# Excerpted passage
• • • • • • •
Dark
“The Paradise”, Season 3 Episode 8
Requested By
Dan200 and jakkdl on our Discord server
What do I know about this series going into it?
Only that it was made by the same creators as the previously-requested 1899. Prior to the request, I had never heard of it.
Recap
A house in a rural area. Inside, a man licks an envelope closed, then hangs himself. It’s a dream, or possibly a memory, as someone else wakes up.1
Elsewhere, a monstrously scarred man is talking to an old witch. He doesn’t understand how she can be alive, when he ordered her killed. She says she’s there to end his “endless loop”. He doesn’t believe her; he claims he already did.

But the witch says he’s wrong. She says that his world and “Eva’s” world should never have existed. The “origin” isn’t in either world, she says. He suddenly understands: “The triquetra. There is a third world.”
The witch says “Tannhaus” made a mistake in that third world. He tried to bring somebody back from the dead, but his machine destroyed the world and split it into two. You can only stop the “knot” by preventing the invention of spacetime travel in the first place.
The opening credits involve mirrors that turn hands and lips and other body parts into strange creatures and freaky patterns. The letters D and R in Dark are reversed.2
Back to the Scarred Man and the Witch. I can see a bit more of their surroundings: a partially collapsed building. The Witch explains that she worked to ensure that the time loop stayed exactly the same up until this moment, to ensure that he tried and failed to destroy the “origin”, and only now can she intervene to break the loop once and for all.
Elsewhere, a white-haired old woman tells a dark-haired young woman that everybody has to die. The young woman’s unborn son is the origin, she says, and gave life to everybody in both worlds. While she explains this, three men approach: young, middle-aged, and old. I think they’re meant to be the same person at different ages. The young woman is Eva, and she will do anything to save her son. If Eva wants “Jonas” (her son, I think?) to live, says the old woman, she must do the same thing that was done in every previous iteration of the loop.
The old woman hands Eva a gun and has her lie in wait to shoot somebody, who she overhears talking about the apocalypse. That somebody turns out to be another version of herself; she approaches her other self with the gun, apologizes, then turns and shoots somebody else.
Okay, so far I’m extremely lost. The only thing I have so far is that the “knot” and the “origin” are two words for the same thing. I think.
Back to Scarred Man and the Witch. She explains that she eventually figured out that only her dead daughter Regina (whose grave we see in a flashback) was not part of the knot. Regina is fated to die in both worlds, so her only chance of survival is if the Witch restores the origin world.
• • • • • • •
# Data
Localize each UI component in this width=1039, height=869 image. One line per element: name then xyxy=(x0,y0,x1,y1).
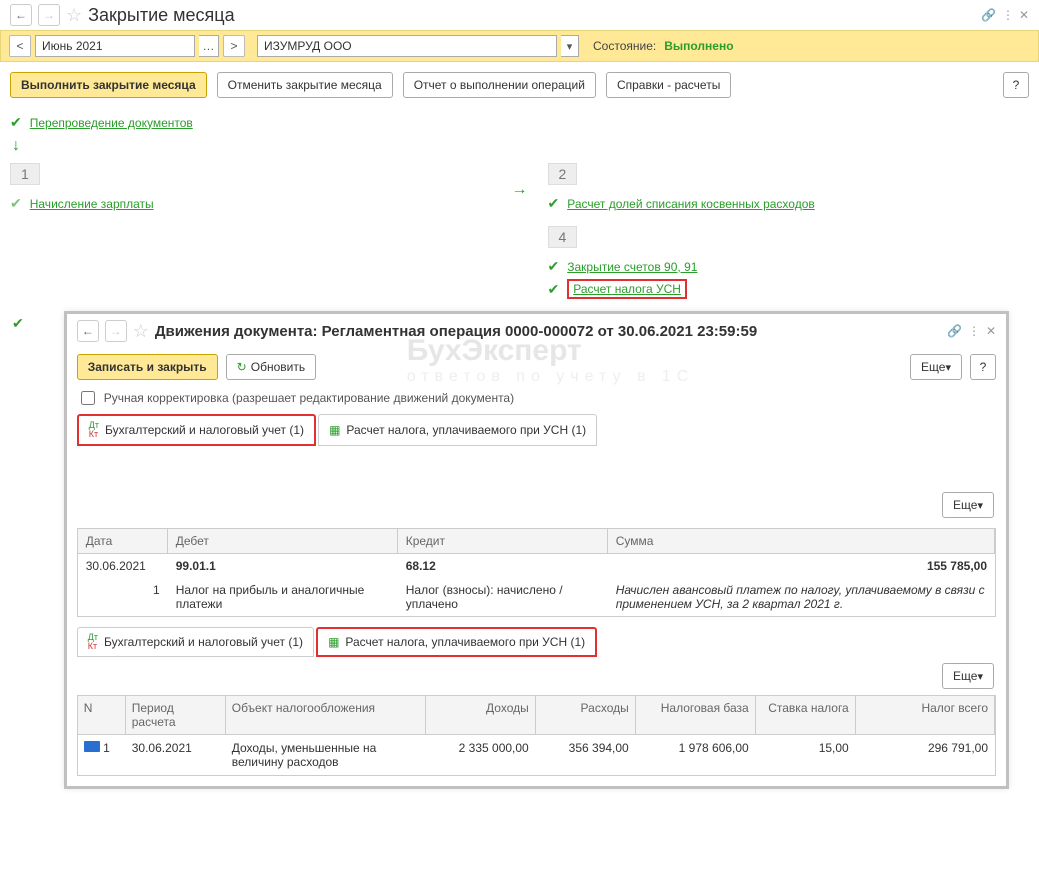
right-arrow-icon: → xyxy=(512,181,528,199)
col-n: N xyxy=(78,696,126,734)
close-90-91-link[interactable]: Закрытие счетов 90, 91 xyxy=(567,260,697,274)
tab-accounting[interactable]: ДтКт Бухгалтерский и налоговый учет (1) xyxy=(77,414,316,446)
stage-1-number: 1 xyxy=(10,163,40,185)
col-expenses: Расходы xyxy=(536,696,636,734)
execute-closing-button[interactable]: Выполнить закрытие месяца xyxy=(10,72,207,98)
dtkt-icon: ДтКт xyxy=(88,633,98,651)
period-picker-button[interactable]: … xyxy=(199,35,219,57)
manual-correction-input[interactable] xyxy=(81,391,95,405)
modal-toolbar: Записать и закрыть ↻Обновить Еще ▾ ? xyxy=(67,348,1006,386)
col-object: Объект налогообложения xyxy=(226,696,426,734)
main-window: ← → ☆ Закрытие месяца 🔗 ⋮ ✕ < Июнь 2021 … xyxy=(0,0,1039,799)
col-sum: Сумма xyxy=(608,529,995,553)
help-button[interactable]: ? xyxy=(970,354,996,380)
period-prev-button[interactable]: < xyxy=(9,35,31,57)
tab-usn-calc-bottom[interactable]: ▦ Расчет налога, уплачиваемого при УСН (… xyxy=(316,627,597,657)
refresh-icon: ↻ xyxy=(237,360,247,374)
check-icon: ✔ xyxy=(10,114,22,131)
accounting-entries-table: Дата Дебет Кредит Сумма 30.06.2021 99.01… xyxy=(77,528,996,617)
manual-correction-checkbox[interactable]: Ручная корректировка (разрешает редактир… xyxy=(67,386,1006,410)
col-period: Период расчета xyxy=(126,696,226,734)
grid-icon: ▦ xyxy=(329,423,340,437)
usn-calc-table: N Период расчета Объект налогообложения … xyxy=(77,695,996,776)
col-credit: Кредит xyxy=(398,529,608,553)
period-field[interactable]: Июнь 2021 xyxy=(35,35,195,57)
indirect-costs-link[interactable]: Расчет долей списания косвенных расходов xyxy=(567,197,815,211)
tabs-top: ДтКт Бухгалтерский и налоговый учет (1) … xyxy=(67,414,1006,446)
stage-1: 1 ✔ Начисление зарплаты xyxy=(10,163,492,216)
col-tax-total: Налог всего xyxy=(856,696,995,734)
main-title: Закрытие месяца xyxy=(88,5,234,26)
check-icon: ✔ xyxy=(12,315,24,332)
usn-tax-link[interactable]: Расчет налога УСН xyxy=(573,282,681,296)
stages-row-1: 1 ✔ Начисление зарплаты → 2 ✔ Расчет дол… xyxy=(0,163,1039,216)
state-label: Состояние: xyxy=(593,39,656,53)
refresh-button[interactable]: ↻Обновить xyxy=(226,354,316,380)
operations-report-button[interactable]: Отчет о выполнении операций xyxy=(403,72,596,98)
table-row[interactable]: 30.06.2021 99.01.1 68.12 155 785,00 xyxy=(78,554,995,578)
modal-titlebar: ← → ☆ Движения документа: Регламентная о… xyxy=(67,314,1006,348)
stage-2-number: 2 xyxy=(548,163,578,185)
repost-documents-link[interactable]: Перепроведение документов xyxy=(30,116,193,130)
organization-dropdown-button[interactable]: ▾ xyxy=(561,35,579,57)
modal-nav-forward-button[interactable]: → xyxy=(105,320,127,342)
modal-title: Движения документа: Регламентная операци… xyxy=(155,323,757,340)
record-icon xyxy=(84,741,100,752)
more-button[interactable]: Еще ▾ xyxy=(910,354,962,380)
col-rate: Ставка налога xyxy=(756,696,856,734)
check-icon: ✔ xyxy=(548,195,560,212)
close-icon[interactable]: ✕ xyxy=(1019,8,1029,22)
check-icon: ✔ xyxy=(10,195,22,212)
col-debit: Дебет xyxy=(168,529,398,553)
organization-field[interactable]: ИЗУМРУД ООО xyxy=(257,35,557,57)
link-icon[interactable]: 🔗 xyxy=(981,8,996,22)
favorite-star-icon[interactable]: ☆ xyxy=(66,5,82,26)
check-icon: ✔ xyxy=(548,258,560,275)
nav-back-button[interactable]: ← xyxy=(10,4,32,26)
save-and-close-button[interactable]: Записать и закрыть xyxy=(77,354,218,380)
stages-row-2: 4 ✔ Закрытие счетов 90, 91 ✔ Расчет нало… xyxy=(0,226,1039,303)
more-button-table1[interactable]: Еще ▾ xyxy=(942,492,994,518)
link-icon[interactable]: 🔗 xyxy=(947,324,962,338)
repost-section: ✔ Перепроведение документов ↓ xyxy=(0,114,1039,155)
stage-4-number: 4 xyxy=(548,226,578,248)
more-vert-icon[interactable]: ⋮ xyxy=(1002,8,1013,22)
state-value: Выполнено xyxy=(664,39,733,53)
cancel-closing-button[interactable]: Отменить закрытие месяца xyxy=(217,72,393,98)
tab-usn-calc[interactable]: ▦ Расчет налога, уплачиваемого при УСН (… xyxy=(318,414,597,446)
col-tax-base: Налоговая база xyxy=(636,696,756,734)
stage-2: 2 ✔ Расчет долей списания косвенных расх… xyxy=(548,163,1030,216)
col-income: Доходы xyxy=(426,696,536,734)
period-bar: < Июнь 2021 … > ИЗУМРУД ООО ▾ Состояние:… xyxy=(0,30,1039,62)
document-movements-modal: ← → ☆ Движения документа: Регламентная о… xyxy=(64,311,1009,789)
nav-forward-button[interactable]: → xyxy=(38,4,60,26)
down-arrow-icon: ↓ xyxy=(12,137,1027,155)
period-next-button[interactable]: > xyxy=(223,35,245,57)
table-row[interactable]: 1 30.06.2021 Доходы, уменьшенные на вели… xyxy=(78,735,995,775)
table-row[interactable]: 1 Налог на прибыль и аналогичные платежи… xyxy=(78,578,995,616)
main-titlebar: ← → ☆ Закрытие месяца 🔗 ⋮ ✕ xyxy=(0,0,1039,30)
modal-nav-back-button[interactable]: ← xyxy=(77,320,99,342)
grid-icon: ▦ xyxy=(328,635,339,649)
close-icon[interactable]: ✕ xyxy=(986,324,996,338)
tabs-bottom: ДтКт Бухгалтерский и налоговый учет (1) … xyxy=(67,627,1006,657)
references-button[interactable]: Справки - расчеты xyxy=(606,72,731,98)
check-icon: ✔ xyxy=(548,281,560,298)
help-button[interactable]: ? xyxy=(1003,72,1029,98)
favorite-star-icon[interactable]: ☆ xyxy=(133,321,149,342)
dtkt-icon: ДтКт xyxy=(89,421,99,439)
stage-4: 4 ✔ Закрытие счетов 90, 91 ✔ Расчет нало… xyxy=(548,226,1030,303)
more-vert-icon[interactable]: ⋮ xyxy=(968,324,980,338)
more-button-table2[interactable]: Еще ▾ xyxy=(942,663,994,689)
col-date: Дата xyxy=(78,529,168,553)
payroll-link[interactable]: Начисление зарплаты xyxy=(30,197,154,211)
tab-accounting-bottom[interactable]: ДтКт Бухгалтерский и налоговый учет (1) xyxy=(77,627,314,657)
main-toolbar: Выполнить закрытие месяца Отменить закры… xyxy=(0,62,1039,108)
• • • • • • •
# Tasks to perform
**a)** Collect every line of the records that contains the word "correction".
**b)** Extend the recap of the "Dark" episode, picking up right after its last sentence.

# Expected answers
**a)**
manual-correction-input[interactable] xyxy=(81,391,95,405)
manual-correction-checkbox[interactable]: Ручная корректировка (разрешает редактир… xyxy=(67,386,1006,410)

**b)**
The Witch talks more about how she maintained the original sequence of events, during which we see flashbacks of two fights happening in parallel. I think, but am not sure, that these fights are between the same two people but in different universes; if I understand correctly, in both cases the combatant named “Helge” (I think) dies, his head bashed in by his opponent, but on one world Helge is a boy and on the other he is an adult.
The Witch explains that even though things might not happen exactly the same way in both worlds, Helge was destined to be bashed to death with a rock by this opponent and have his body dragged away. On one world, however, the murderer gets an immediate comeuppance: the Witch and a one-eyed old man discover him, and the old man kills him.
The Witch continues to explain to Scarred Man that there is a loophole, a fraction of a moment during the apocalypse, during which you can change fate and break the time loop. Eva used it to send her younger self in a different direction, and the Witch used it to be here today to talk to Scarred Man. She explains that now Scarred Man needs to use it, to send “Jonas and Martha” in a different direction, because they’re to blame for the time loop.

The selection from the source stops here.